■ **Dataset excerpt**:
──────────────────────────────

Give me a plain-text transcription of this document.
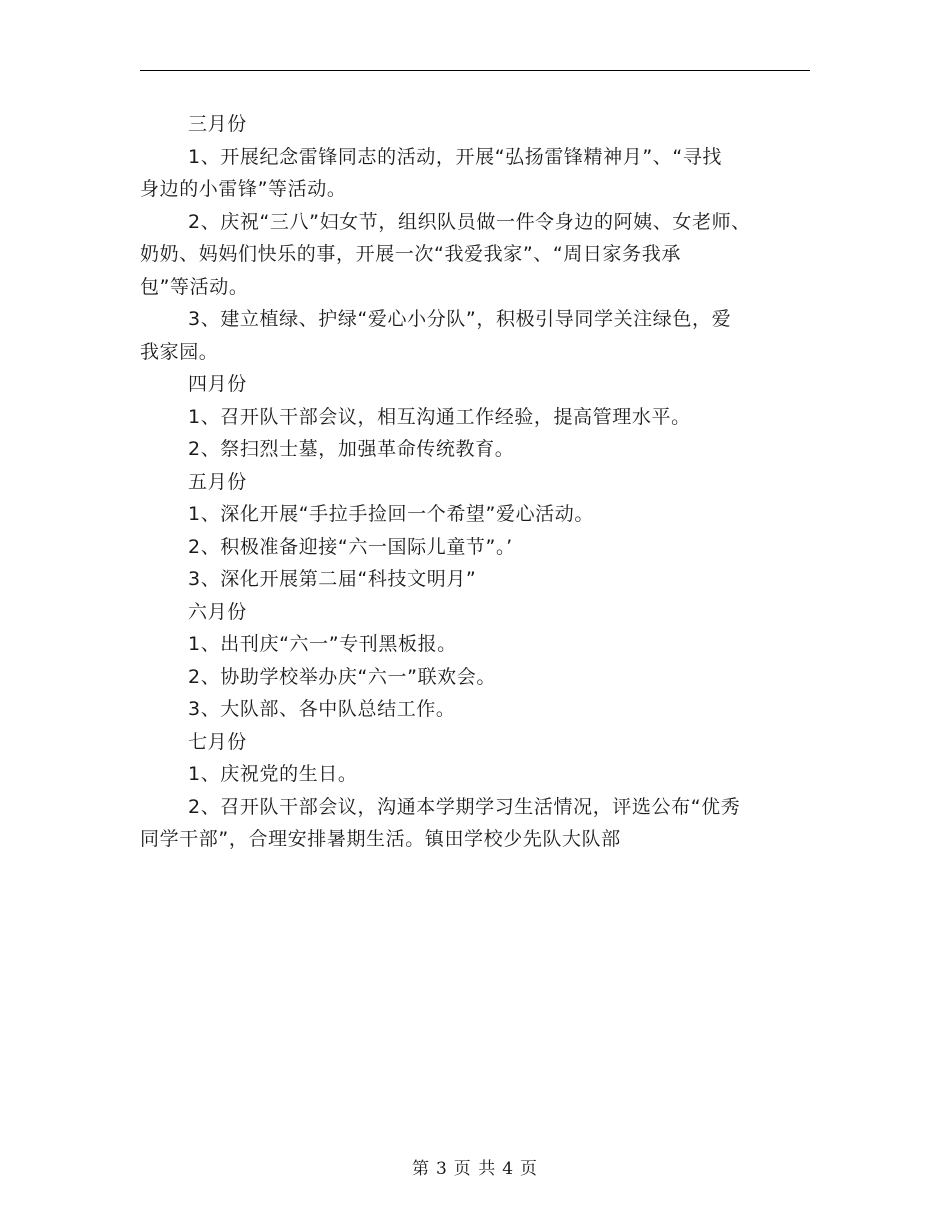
三月份
1、开展纪念雷锋同志的活动，开展“弘扬雷锋精神月”、“寻找
身边的小雷锋”等活动。
2、庆祝“三八”妇女节，组织队员做一件令身边的阿姨、女老师、
奶奶、妈妈们快乐的事，开展一次“我爱我家”、“周日家务我承
包”等活动。
3、建立植绿、护绿“爱心小分队”，积极引导同学关注绿色，爱
我家园。
四月份
1、召开队干部会议，相互沟通工作经验，提高管理水平。
2、祭扫烈士墓，加强革命传统教育。
五月份
1、深化开展“手拉手捡回一个希望”爱心活动。
2、积极准备迎接“六一国际儿童节”。’
3、深化开展第二届“科技文明月”
六月份
1、出刊庆“六一”专刊黑板报。
2、协助学校举办庆“六一”联欢会。
3、大队部、各中队总结工作。
七月份
1、庆祝党的生日。
2、召开队干部会议，沟通本学期学习生活情况，评选公布“优秀
同学干部”，合理安排暑期生活。镇田学校少先队大队部
第 3 页 共 4 页
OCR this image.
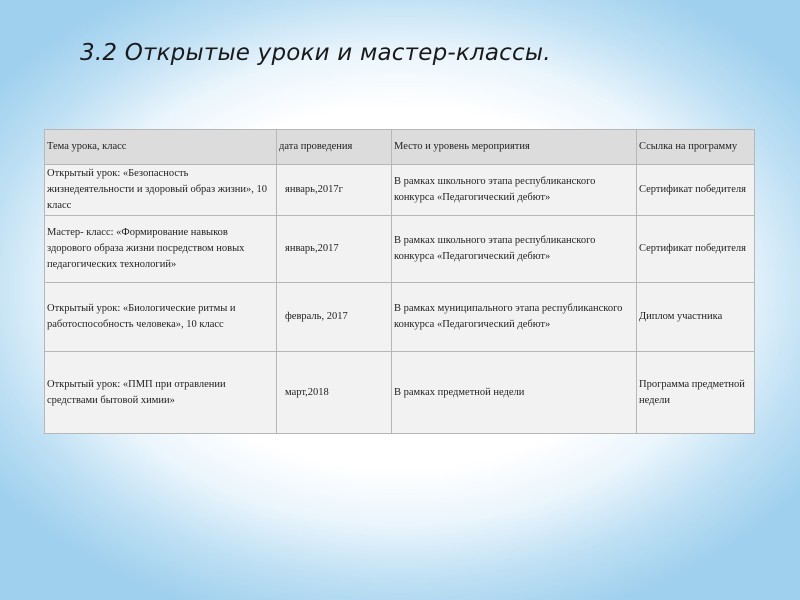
3.2 Открытые уроки и мастер-классы.
Тема урока, класс	дата проведения	Место и уровень мероприятия	Ссылка на программу
Открытый урок: «Безопасность жизнедеятельности и здоровый образ жизни», 10 класс	январь,2017г	В рамках школьного этапа республиканского конкурса «Педагогический дебют»	Сертификат победителя
Мастер- класс: «Формирование навыков здорового образа жизни посредством новых педагогических технологий»	январь,2017	В рамках школьного этапа республиканского конкурса «Педагогический дебют»	Сертификат победителя
Открытый урок: «Биологические ритмы и работоспособность человека», 10 класс	февраль, 2017	В рамках муниципального этапа республиканского конкурса «Педагогический дебют»	Диплом участника
Открытый урок: «ПМП при отравлении средствами бытовой химии»	март,2018	В рамках предметной недели	Программа предметной недели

──────────────────────────────

■ **The problem**: Pictures do not go in the copy. Write out exactly the lines from the line containing "OCR this image." through the last line of the listing.

■ **Output for this exercise**:
OCR this image.
3.2 Открытые уроки и мастер-классы.
Тема урока, класс	дата проведения	Место и уровень мероприятия	Ссылка на программу
Открытый урок: «Безопасность жизнедеятельности и здоровый образ жизни», 10 класс	январь,2017г	В рамках школьного этапа республиканского конкурса «Педагогический дебют»	Сертификат победителя
Мастер- класс: «Формирование навыков здорового образа жизни посредством новых педагогических технологий»	январь,2017	В рамках школьного этапа республиканского конкурса «Педагогический дебют»	Сертификат победителя
Открытый урок: «Биологические ритмы и работоспособность человека», 10 класс	февраль, 2017	В рамках муниципального этапа республиканского конкурса «Педагогический дебют»	Диплом участника
Открытый урок: «ПМП при отравлении средствами бытовой химии»	март,2018	В рамках предметной недели	Программа предметной недели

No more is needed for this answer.